— Start —
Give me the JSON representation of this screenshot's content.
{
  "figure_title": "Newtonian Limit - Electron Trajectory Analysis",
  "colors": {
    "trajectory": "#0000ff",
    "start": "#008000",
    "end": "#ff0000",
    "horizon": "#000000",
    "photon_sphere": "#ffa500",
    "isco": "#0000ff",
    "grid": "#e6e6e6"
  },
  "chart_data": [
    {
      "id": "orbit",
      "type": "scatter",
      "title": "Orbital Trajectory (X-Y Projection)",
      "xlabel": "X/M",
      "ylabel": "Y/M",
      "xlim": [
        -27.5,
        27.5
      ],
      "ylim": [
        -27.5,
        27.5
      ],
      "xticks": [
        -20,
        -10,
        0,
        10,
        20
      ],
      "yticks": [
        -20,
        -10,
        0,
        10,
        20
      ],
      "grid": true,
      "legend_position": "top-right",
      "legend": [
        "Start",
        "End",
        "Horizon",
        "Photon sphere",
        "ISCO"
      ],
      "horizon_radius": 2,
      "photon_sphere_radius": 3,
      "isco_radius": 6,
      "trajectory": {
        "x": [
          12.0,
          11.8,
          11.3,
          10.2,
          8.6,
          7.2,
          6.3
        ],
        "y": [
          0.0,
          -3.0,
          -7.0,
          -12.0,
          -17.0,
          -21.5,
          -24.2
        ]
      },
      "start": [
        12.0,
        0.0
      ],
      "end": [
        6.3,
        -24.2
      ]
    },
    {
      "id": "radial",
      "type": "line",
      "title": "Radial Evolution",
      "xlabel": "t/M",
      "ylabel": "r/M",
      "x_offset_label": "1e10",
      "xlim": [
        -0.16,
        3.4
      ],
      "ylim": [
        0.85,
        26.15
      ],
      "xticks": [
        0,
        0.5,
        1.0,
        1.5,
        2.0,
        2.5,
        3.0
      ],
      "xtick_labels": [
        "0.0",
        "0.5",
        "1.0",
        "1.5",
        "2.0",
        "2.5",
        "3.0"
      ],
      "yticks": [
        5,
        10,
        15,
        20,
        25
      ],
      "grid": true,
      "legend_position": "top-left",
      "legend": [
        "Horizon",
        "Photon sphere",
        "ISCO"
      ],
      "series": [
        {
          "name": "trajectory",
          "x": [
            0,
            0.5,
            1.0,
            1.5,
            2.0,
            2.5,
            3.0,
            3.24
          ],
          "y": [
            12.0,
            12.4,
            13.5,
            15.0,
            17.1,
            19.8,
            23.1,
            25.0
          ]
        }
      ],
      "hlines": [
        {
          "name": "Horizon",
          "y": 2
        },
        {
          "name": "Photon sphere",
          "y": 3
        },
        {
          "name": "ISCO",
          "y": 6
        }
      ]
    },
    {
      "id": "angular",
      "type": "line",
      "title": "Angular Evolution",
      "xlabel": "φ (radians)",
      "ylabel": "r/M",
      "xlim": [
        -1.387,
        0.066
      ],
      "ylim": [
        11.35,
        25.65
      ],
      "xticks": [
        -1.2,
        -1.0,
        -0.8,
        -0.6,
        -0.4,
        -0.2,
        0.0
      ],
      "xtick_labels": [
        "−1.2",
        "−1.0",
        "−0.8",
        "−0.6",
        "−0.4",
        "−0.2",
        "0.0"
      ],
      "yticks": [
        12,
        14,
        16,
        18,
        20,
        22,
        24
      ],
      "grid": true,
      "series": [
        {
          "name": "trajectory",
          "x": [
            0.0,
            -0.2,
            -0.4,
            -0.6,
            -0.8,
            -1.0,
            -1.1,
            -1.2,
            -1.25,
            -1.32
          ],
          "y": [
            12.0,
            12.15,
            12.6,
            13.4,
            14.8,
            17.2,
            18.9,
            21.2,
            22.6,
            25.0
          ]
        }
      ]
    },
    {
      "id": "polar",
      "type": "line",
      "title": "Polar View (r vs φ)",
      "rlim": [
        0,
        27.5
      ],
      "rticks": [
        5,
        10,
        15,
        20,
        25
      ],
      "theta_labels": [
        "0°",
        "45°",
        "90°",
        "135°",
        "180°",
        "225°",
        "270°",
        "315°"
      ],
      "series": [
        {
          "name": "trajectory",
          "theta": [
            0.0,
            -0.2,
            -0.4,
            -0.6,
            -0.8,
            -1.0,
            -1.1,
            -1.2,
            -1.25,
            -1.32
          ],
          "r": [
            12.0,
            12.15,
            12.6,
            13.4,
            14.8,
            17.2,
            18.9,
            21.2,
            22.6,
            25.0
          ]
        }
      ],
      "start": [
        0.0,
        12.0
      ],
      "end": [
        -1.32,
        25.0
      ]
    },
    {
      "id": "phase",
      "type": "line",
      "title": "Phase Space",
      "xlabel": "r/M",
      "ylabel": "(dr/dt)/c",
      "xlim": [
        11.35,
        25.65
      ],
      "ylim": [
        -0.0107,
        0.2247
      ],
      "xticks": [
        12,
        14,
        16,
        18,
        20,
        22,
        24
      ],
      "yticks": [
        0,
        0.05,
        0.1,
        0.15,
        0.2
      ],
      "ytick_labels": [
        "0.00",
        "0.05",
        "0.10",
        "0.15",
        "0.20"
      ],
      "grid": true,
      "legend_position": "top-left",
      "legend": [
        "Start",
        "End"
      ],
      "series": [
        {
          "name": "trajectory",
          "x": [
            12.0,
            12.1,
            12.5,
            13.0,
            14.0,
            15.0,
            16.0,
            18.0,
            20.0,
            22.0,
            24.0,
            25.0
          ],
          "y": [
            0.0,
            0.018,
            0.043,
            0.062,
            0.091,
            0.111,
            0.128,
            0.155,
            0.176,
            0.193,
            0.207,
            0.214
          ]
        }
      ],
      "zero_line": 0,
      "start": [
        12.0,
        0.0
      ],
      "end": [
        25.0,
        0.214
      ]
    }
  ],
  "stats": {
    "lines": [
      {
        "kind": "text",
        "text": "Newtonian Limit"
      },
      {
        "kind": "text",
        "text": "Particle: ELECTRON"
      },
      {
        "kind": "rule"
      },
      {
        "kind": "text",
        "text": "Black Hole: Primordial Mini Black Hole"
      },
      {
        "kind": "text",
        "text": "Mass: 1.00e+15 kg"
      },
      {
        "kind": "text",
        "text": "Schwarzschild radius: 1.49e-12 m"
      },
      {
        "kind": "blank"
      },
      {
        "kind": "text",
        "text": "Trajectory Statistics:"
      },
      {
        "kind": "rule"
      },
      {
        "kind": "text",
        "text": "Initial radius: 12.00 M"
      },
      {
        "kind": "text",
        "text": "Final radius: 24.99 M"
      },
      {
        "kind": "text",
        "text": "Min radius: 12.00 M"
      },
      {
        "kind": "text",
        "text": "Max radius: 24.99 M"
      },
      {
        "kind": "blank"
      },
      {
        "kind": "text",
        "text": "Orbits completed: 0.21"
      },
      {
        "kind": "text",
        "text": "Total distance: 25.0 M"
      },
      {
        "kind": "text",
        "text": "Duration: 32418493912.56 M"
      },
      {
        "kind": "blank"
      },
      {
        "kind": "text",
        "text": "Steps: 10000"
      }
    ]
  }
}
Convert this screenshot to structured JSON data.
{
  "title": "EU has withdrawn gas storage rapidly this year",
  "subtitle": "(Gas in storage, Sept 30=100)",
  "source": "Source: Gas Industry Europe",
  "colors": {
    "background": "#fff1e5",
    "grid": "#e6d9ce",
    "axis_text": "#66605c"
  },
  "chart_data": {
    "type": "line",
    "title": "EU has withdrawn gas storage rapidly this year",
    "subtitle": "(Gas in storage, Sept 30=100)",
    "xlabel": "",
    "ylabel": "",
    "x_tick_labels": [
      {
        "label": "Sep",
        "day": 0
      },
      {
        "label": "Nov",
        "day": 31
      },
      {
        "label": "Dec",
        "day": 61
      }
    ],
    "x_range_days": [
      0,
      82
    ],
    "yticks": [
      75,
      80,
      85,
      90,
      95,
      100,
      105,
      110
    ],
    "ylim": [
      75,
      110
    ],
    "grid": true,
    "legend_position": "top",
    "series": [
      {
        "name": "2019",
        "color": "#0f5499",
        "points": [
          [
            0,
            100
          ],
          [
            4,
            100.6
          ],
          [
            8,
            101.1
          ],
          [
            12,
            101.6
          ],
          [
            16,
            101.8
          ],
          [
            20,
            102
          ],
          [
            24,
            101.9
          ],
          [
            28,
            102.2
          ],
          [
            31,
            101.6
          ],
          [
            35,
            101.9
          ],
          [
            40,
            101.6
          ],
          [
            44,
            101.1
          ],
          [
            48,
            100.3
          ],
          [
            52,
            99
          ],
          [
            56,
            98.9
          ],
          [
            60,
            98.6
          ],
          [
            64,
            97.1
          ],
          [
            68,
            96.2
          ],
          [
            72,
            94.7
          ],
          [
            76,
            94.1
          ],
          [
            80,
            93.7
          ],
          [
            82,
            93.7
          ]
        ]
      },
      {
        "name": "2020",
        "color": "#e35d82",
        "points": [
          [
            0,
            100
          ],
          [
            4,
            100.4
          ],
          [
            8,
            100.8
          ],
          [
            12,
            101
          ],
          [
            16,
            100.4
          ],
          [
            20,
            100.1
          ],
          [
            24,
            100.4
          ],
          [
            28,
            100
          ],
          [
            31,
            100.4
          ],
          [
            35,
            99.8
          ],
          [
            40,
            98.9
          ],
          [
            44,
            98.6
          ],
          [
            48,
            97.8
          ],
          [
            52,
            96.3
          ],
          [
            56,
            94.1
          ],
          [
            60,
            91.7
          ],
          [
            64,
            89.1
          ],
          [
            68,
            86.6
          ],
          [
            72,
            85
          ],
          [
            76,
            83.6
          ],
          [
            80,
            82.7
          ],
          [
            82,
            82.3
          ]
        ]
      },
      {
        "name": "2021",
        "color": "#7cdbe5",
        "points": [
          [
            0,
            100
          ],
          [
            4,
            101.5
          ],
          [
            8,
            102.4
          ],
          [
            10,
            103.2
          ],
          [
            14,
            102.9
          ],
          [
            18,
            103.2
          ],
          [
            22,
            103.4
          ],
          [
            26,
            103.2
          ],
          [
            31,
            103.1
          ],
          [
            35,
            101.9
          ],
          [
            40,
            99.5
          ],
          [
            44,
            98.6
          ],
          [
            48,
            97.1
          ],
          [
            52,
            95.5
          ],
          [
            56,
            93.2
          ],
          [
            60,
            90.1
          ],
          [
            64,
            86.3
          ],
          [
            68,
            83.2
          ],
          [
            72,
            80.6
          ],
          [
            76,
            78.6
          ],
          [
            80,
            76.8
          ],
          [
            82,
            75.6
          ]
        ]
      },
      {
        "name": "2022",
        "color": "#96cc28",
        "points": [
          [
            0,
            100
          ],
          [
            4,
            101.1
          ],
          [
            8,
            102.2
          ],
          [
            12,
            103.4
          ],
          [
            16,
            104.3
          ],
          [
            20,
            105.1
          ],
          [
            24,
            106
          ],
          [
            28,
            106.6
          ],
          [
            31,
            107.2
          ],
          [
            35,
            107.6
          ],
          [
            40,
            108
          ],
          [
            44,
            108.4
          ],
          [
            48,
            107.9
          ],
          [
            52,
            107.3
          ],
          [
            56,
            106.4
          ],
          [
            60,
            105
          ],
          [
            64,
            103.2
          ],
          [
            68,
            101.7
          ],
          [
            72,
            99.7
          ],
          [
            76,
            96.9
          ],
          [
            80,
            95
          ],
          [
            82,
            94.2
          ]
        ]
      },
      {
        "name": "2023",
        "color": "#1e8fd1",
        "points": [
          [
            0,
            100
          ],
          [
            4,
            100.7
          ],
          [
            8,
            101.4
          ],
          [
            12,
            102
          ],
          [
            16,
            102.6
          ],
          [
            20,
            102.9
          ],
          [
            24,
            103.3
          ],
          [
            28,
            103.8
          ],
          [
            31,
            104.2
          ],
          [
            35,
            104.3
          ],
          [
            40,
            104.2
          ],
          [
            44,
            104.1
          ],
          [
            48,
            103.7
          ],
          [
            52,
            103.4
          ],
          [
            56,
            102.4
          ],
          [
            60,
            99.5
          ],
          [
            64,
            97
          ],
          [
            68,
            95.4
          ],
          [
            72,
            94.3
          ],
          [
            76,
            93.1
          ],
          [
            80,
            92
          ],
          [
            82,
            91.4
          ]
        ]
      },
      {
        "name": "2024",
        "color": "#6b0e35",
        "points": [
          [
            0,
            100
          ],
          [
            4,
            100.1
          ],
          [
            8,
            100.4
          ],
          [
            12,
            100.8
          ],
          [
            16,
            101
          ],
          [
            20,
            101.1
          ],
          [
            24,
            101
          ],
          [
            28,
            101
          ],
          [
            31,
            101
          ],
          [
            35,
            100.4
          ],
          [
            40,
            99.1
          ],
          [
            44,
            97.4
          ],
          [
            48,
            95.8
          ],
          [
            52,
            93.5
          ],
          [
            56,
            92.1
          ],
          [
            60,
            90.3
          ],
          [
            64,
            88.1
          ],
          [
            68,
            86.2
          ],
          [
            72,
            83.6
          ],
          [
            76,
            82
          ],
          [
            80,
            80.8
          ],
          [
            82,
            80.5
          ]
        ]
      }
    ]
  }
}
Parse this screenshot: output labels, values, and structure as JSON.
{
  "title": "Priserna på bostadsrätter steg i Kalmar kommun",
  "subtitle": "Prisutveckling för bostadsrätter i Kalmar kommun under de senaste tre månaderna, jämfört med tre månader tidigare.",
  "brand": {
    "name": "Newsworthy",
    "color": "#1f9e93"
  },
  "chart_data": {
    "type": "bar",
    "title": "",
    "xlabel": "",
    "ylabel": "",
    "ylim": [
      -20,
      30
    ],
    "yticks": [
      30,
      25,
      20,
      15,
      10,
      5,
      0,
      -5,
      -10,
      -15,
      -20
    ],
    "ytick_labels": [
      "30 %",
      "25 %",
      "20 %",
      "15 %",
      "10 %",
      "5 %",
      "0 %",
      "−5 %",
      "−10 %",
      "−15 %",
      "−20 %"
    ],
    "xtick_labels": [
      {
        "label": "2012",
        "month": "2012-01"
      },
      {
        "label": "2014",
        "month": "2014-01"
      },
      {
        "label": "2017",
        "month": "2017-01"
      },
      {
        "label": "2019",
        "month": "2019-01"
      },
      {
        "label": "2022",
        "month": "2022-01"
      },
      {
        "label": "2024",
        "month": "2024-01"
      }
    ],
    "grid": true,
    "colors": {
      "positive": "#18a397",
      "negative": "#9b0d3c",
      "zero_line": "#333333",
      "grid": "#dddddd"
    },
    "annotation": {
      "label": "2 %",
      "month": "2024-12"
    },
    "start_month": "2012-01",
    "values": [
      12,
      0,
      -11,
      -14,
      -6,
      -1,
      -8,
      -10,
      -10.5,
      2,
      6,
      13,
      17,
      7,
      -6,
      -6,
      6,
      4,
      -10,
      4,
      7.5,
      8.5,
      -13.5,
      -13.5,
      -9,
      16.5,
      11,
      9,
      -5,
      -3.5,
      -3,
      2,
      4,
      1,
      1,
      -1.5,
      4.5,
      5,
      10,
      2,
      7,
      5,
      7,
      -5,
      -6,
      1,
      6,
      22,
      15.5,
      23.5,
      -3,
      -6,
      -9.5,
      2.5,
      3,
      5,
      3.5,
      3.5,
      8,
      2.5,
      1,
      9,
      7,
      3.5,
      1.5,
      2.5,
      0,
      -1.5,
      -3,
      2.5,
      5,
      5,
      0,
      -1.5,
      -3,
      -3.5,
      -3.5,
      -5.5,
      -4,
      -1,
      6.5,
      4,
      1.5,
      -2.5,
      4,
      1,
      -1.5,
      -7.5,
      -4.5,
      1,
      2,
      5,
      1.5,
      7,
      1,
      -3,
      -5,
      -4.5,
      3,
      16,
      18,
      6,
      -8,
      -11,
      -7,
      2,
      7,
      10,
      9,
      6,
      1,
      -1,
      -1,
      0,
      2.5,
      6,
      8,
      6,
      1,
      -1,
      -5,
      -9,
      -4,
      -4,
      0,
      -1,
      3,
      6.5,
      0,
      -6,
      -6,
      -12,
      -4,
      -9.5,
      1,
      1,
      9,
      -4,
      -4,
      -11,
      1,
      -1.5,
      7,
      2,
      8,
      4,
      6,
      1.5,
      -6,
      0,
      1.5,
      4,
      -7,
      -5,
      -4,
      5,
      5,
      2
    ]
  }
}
— End —
Reproduce each line of the entries in which the word "rapidly" is found.

  "title": "EU has withdrawn gas storage rapidly this year",
    "title": "EU has withdrawn gas storage rapidly this year",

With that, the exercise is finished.